START
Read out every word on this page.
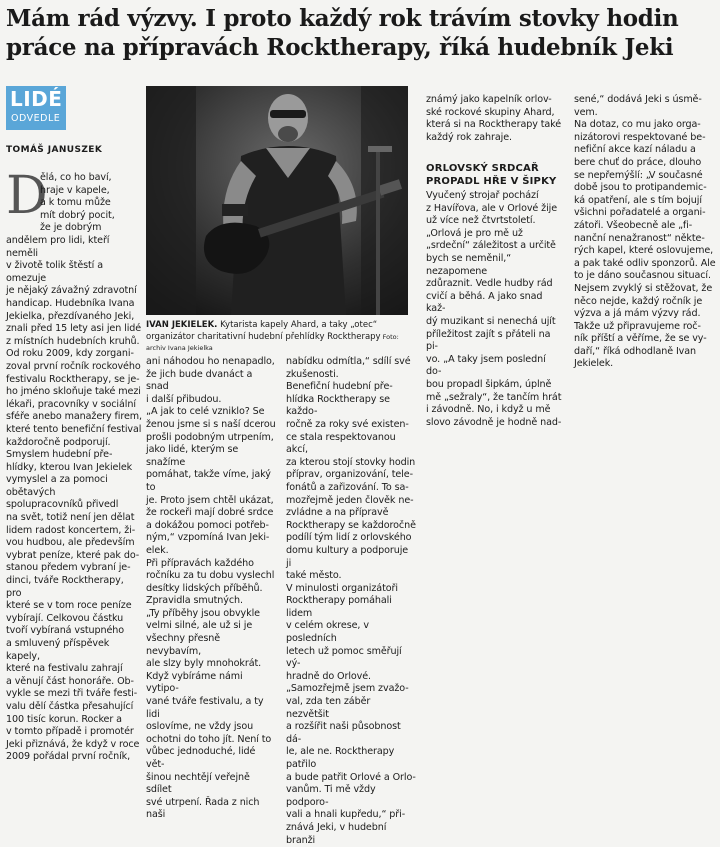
Mám rád výzvy. I proto každý rok trávím stovky hodin práce na přípravách Rocktherapy, říká hudebník Jeki
LIDÉ
ODVEDLE
TOMÁŠ JANUSZEK
IVAN JEKIELEK. Kytarista kapely Ahard, a taky „otec“ organizátor charitativní hudební přehlídky Rocktherapy Foto: archiv Ivana Jekielka
D
ělá, co ho baví,
hraje v kapele,
a k tomu může
mít dobrý pocit,
že je dobrým
andělem pro lidi, kteří neměli
v životě tolik štěstí a omezuje
je nějaký závažný zdravotní
handicap. Hudebníka Ivana
Jekielka, přezdívaného Jeki,
znali před 15 lety asi jen lidé
z místních hudebních kruhů.
Od roku 2009, kdy zorgani-
zoval první ročník rockového
festivalu Rocktherapy, se je-
ho jméno skloňuje také mezi
lékaři, pracovníky v sociální
sféře anebo manažery firem,
které tento benefiční festival
každoročně podporují.
Smyslem hudební pře-
hlídky, kterou Ivan Jekielek
vymyslel a za pomoci obětavých
spolupracovníků přivedl
na svět, totiž není jen dělat
lidem radost koncertem, ži-
vou hudbou, ale především
vybrat peníze, které pak do-
stanou předem vybraní je-
dinci, tváře Rocktherapy, pro
které se v tom roce peníze
vybírají. Celkovou částku
tvoří vybíraná vstupného
a smluvený příspěvek kapely,
které na festivalu zahrají
a věnují část honoráře. Ob-
vykle se mezi tři tváře festi-
valu dělí částka přesahující
100 tisíc korun. Rocker a
v tomto případě i promotér
Jeki přiznává, že když v roce
2009 pořádal první ročník,
ani náhodou ho nenapadlo,
že jich bude dvanáct a snad
i další přibudou.
„A jak to celé vzniklo? Se
ženou jsme si s naší dcerou
prošli podobným utrpením,
jako lidé, kterým se snažíme
pomáhat, takže víme, jaký to
je. Proto jsem chtěl ukázat,
že rockeři mají dobré srdce
a dokážou pomoci potřeb-
ným,“ vzpomíná Ivan Jeki-
elek.
Při přípravách každého
ročníku za tu dobu vyslechl
desítky lidských příběhů.
Zpravidla smutných.
„Ty příběhy jsou obvykle
velmi silné, ale už si je
všechny přesně nevybavím,
ale slzy byly mnohokrát.
Když vybíráme námi vytipo-
vané tváře festivalu, a ty lidi
oslovíme, ne vždy jsou
ochotni do toho jít. Není to
vůbec jednoduché, lidé vět-
šinou nechtějí veřejně sdílet
své utrpení. Řada z nich naši
nabídku odmítla,“ sdílí své
zkušenosti.
Benefiční hudební pře-
hlídka Rocktherapy se každo-
ročně za roky své existen-
ce stala respektovanou akcí,
za kterou stojí stovky hodin
příprav, organizování, tele-
fonátů a zařizování. To sa-
mozřejmě jeden člověk ne-
zvládne a na přípravě
Rocktherapy se každoročně
podílí tým lidí z orlovského
domu kultury a podporuje ji
také město.
V minulosti organizátoři
Rocktherapy pomáhali lidem
v celém okrese, v posledních
letech už pomoc směřují vý-
hradně do Orlové.
„Samozřejmě jsem zvažo-
val, zda ten záběr nezvětšit
a rozšířit naši působnost dá-
le, ale ne. Rocktherapy patřilo
a bude patřit Orlové a Orlo-
vanům. Ti mě vždy podporo-
vali a hnali kupředu,“ při-
znává Jeki, v hudební branži
známý jako kapelník orlov-
ské rockové skupiny Ahard,
která si na Rocktherapy také
každý rok zahraje.
ORLOVSKÝ SRDCAŘ
PROPADL HŘE V ŠIPKY
Vyučený strojař pochází
z Havířova, ale v Orlové žije
už více než čtvrtstoletí.
„Orlová je pro mě už
„srdeční“ záležitost a určitě
bych se neměnil,“ nezapomene
zdůraznit. Vedle hudby rád
cvičí a běhá. A jako snad kaž-
dý muzikant si nenechá ujít
příležitost zajít s přáteli na pi-
vo. „A taky jsem poslední do-
bou propadl šipkám, úplně
mě „sežraly“, že tančím hrát
i závodně. No, i když u mě
slovo závodně je hodně nad-
sené,“ dodává Jeki s úsmě-
vem.
Na dotaz, co mu jako orga-
nizátorovi respektované be-
nefiční akce kazí náladu a
bere chuť do práce, dlouho
se nepřemýšlí: „V současné
době jsou to protipandemic-
ká opatření, ale s tím bojují
všichni pořadatelé a organi-
zátoři. Všeobecně ale „fi-
nanční nenažranost“ někte-
rých kapel, které oslovujeme,
a pak také odliv sponzorů. Ale
to je dáno současnou situací.
Nejsem zvyklý si stěžovat, že
něco nejde, každý ročník je
výzva a já mám výzvy rád.
Takže už připravujeme roč-
ník příští a věříme, že se vy-
daří,“ říká odhodlaně Ivan
Jekielek.
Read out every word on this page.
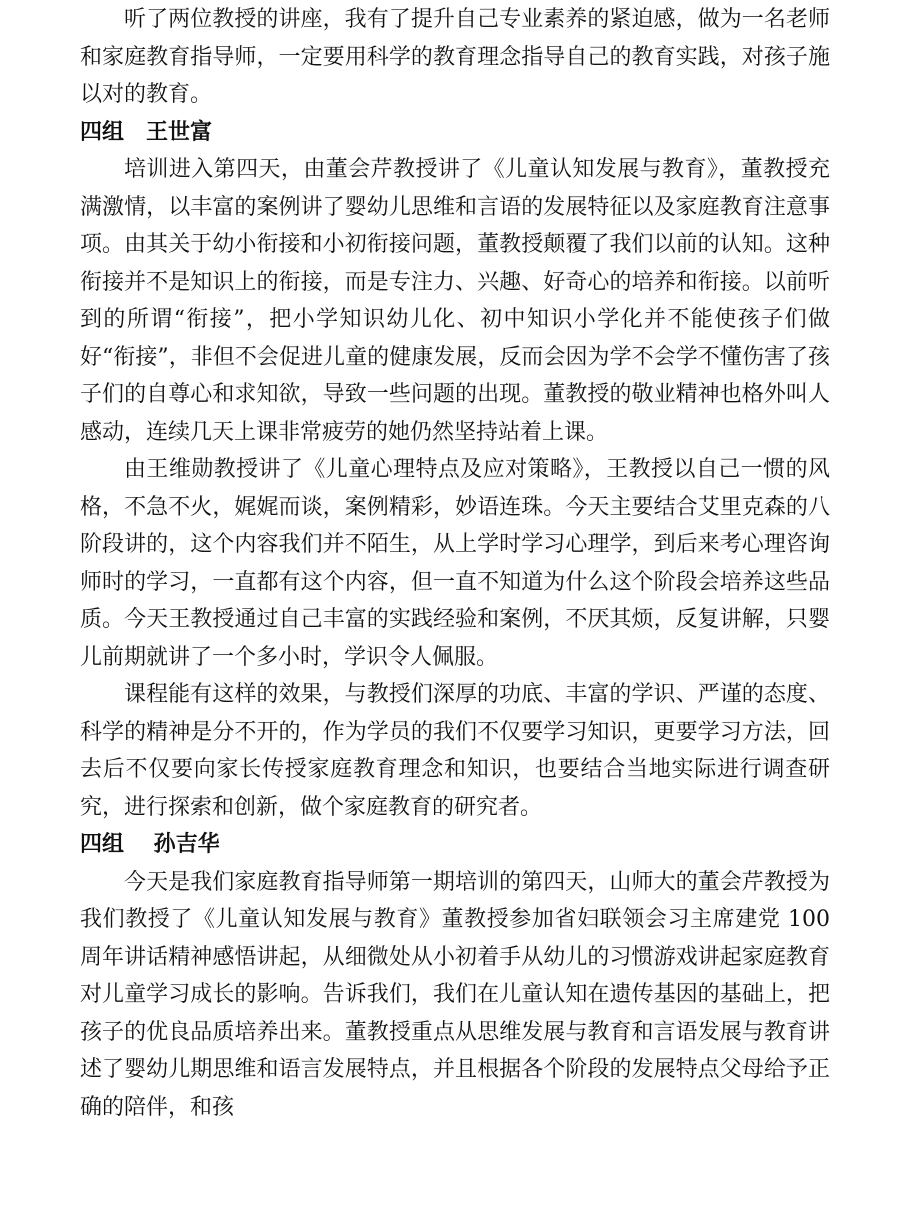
听了两位教授的讲座，我有了提升自己专业素养的紧迫感，做为一名老师和家庭教育指导师，一定要用科学的教育理念指导自己的教育实践，对孩子施以对的教育。

四组　王世富

培训进入第四天，由董会芹教授讲了《儿童认知发展与教育》，董教授充满激情，以丰富的案例讲了婴幼儿思维和言语的发展特征以及家庭教育注意事项。由其关于幼小衔接和小初衔接问题，董教授颠覆了我们以前的认知。这种衔接并不是知识上的衔接，而是专注力、兴趣、好奇心的培养和衔接。以前听到的所谓“衔接”，把小学知识幼儿化、初中知识小学化并不能使孩子们做好“衔接”，非但不会促进儿童的健康发展，反而会因为学不会学不懂伤害了孩子们的自尊心和求知欲，导致一些问题的出现。董教授的敬业精神也格外叫人感动，连续几天上课非常疲劳的她仍然坚持站着上课。

由王维勋教授讲了《儿童心理特点及应对策略》，王教授以自己一惯的风格，不急不火，娓娓而谈，案例精彩，妙语连珠。今天主要结合艾里克森的八阶段讲的，这个内容我们并不陌生，从上学时学习心理学，到后来考心理咨询师时的学习，一直都有这个内容，但一直不知道为什么这个阶段会培养这些品质。今天王教授通过自己丰富的实践经验和案例，不厌其烦，反复讲解，只婴儿前期就讲了一个多小时，学识令人佩服。

课程能有这样的效果，与教授们深厚的功底、丰富的学识、严谨的态度、科学的精神是分不开的，作为学员的我们不仅要学习知识，更要学习方法，回去后不仅要向家长传授家庭教育理念和知识，也要结合当地实际进行调查研究，进行探索和创新，做个家庭教育的研究者。

四组　 孙吉华

今天是我们家庭教育指导师第一期培训的第四天，山师大的董会芹教授为我们教授了《儿童认知发展与教育》董教授参加省妇联领会习主席建党 100 周年讲话精神感悟讲起，从细微处从小初着手从幼儿的习惯游戏讲起家庭教育对儿童学习成长的影响。告诉我们，我们在儿童认知在遗传基因的基础上，把孩子的优良品质培养出来。董教授重点从思维发展与教育和言语发展与教育讲述了婴幼儿期思维和语言发展特点，并且根据各个阶段的发展特点父母给予正确的陪伴，和孩
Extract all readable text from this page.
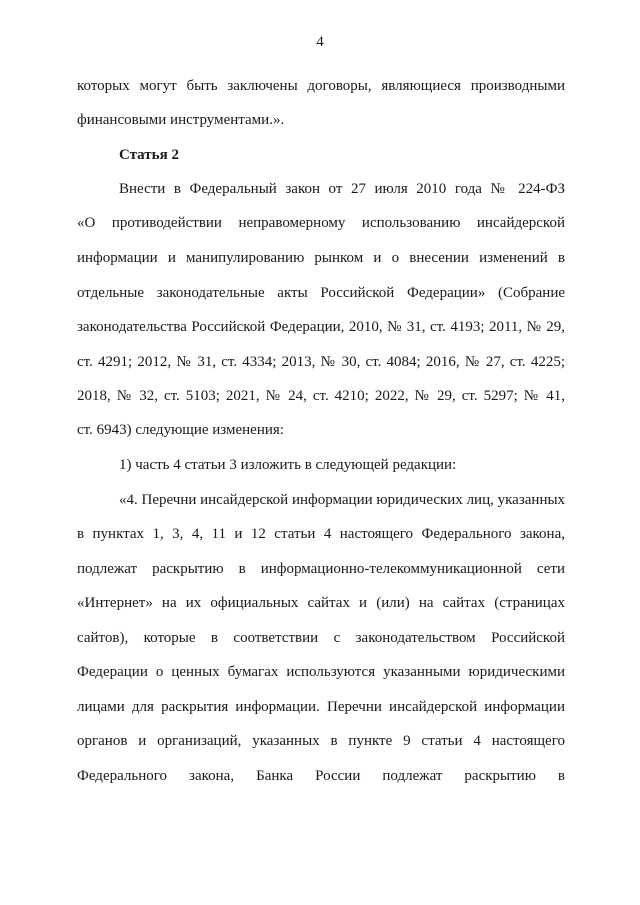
4
которых могут быть заключены договоры, являющиеся производными
финансовыми инструментами.».
Статья 2
Внести в Федеральный закон от 27 июля 2010 года № 224-ФЗ
«О противодействии неправомерному использованию инсайдерской
информации и манипулированию рынком и о внесении изменений в
отдельные законодательные акты Российской Федерации» (Собрание
законодательства Российской Федерации, 2010, № 31, ст. 4193; 2011, № 29,
ст. 4291; 2012, № 31, ст. 4334; 2013, № 30, ст. 4084; 2016, № 27, ст. 4225;
2018, № 32, ст. 5103; 2021, № 24, ст. 4210; 2022, № 29, ст. 5297; № 41,
ст. 6943) следующие изменения:
1) часть 4 статьи 3 изложить в следующей редакции:
«4. Перечни инсайдерской информации юридических лиц, указанных
в пунктах 1, 3, 4, 11 и 12 статьи 4 настоящего Федерального закона,
подлежат раскрытию в информационно-телекоммуникационной сети
«Интернет» на их официальных сайтах и (или) на сайтах (страницах
сайтов), которые в соответствии с законодательством Российской
Федерации о ценных бумагах используются указанными юридическими
лицами для раскрытия информации. Перечни инсайдерской информации
органов и организаций, указанных в пункте 9 статьи 4 настоящего
Федерального закона, Банка России подлежат раскрытию в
END
Work to do: Set down only the lines running from the line with "Extract all readable text from this page." to the end of the entries, inclusive; omit every picture.

Answer to this exercise:
Extract all readable text from this page.
4
которых могут быть заключены договоры, являющиеся производными
финансовыми инструментами.».
Статья 2
Внести в Федеральный закон от 27 июля 2010 года № 224-ФЗ
«О противодействии неправомерному использованию инсайдерской
информации и манипулированию рынком и о внесении изменений в
отдельные законодательные акты Российской Федерации» (Собрание
законодательства Российской Федерации, 2010, № 31, ст. 4193; 2011, № 29,
ст. 4291; 2012, № 31, ст. 4334; 2013, № 30, ст. 4084; 2016, № 27, ст. 4225;
2018, № 32, ст. 5103; 2021, № 24, ст. 4210; 2022, № 29, ст. 5297; № 41,
ст. 6943) следующие изменения:
1) часть 4 статьи 3 изложить в следующей редакции:
«4. Перечни инсайдерской информации юридических лиц, указанных
в пунктах 1, 3, 4, 11 и 12 статьи 4 настоящего Федерального закона,
подлежат раскрытию в информационно-телекоммуникационной сети
«Интернет» на их официальных сайтах и (или) на сайтах (страницах
сайтов), которые в соответствии с законодательством Российской
Федерации о ценных бумагах используются указанными юридическими
лицами для раскрытия информации. Перечни инсайдерской информации
органов и организаций, указанных в пункте 9 статьи 4 настоящего
Федерального закона, Банка России подлежат раскрытию в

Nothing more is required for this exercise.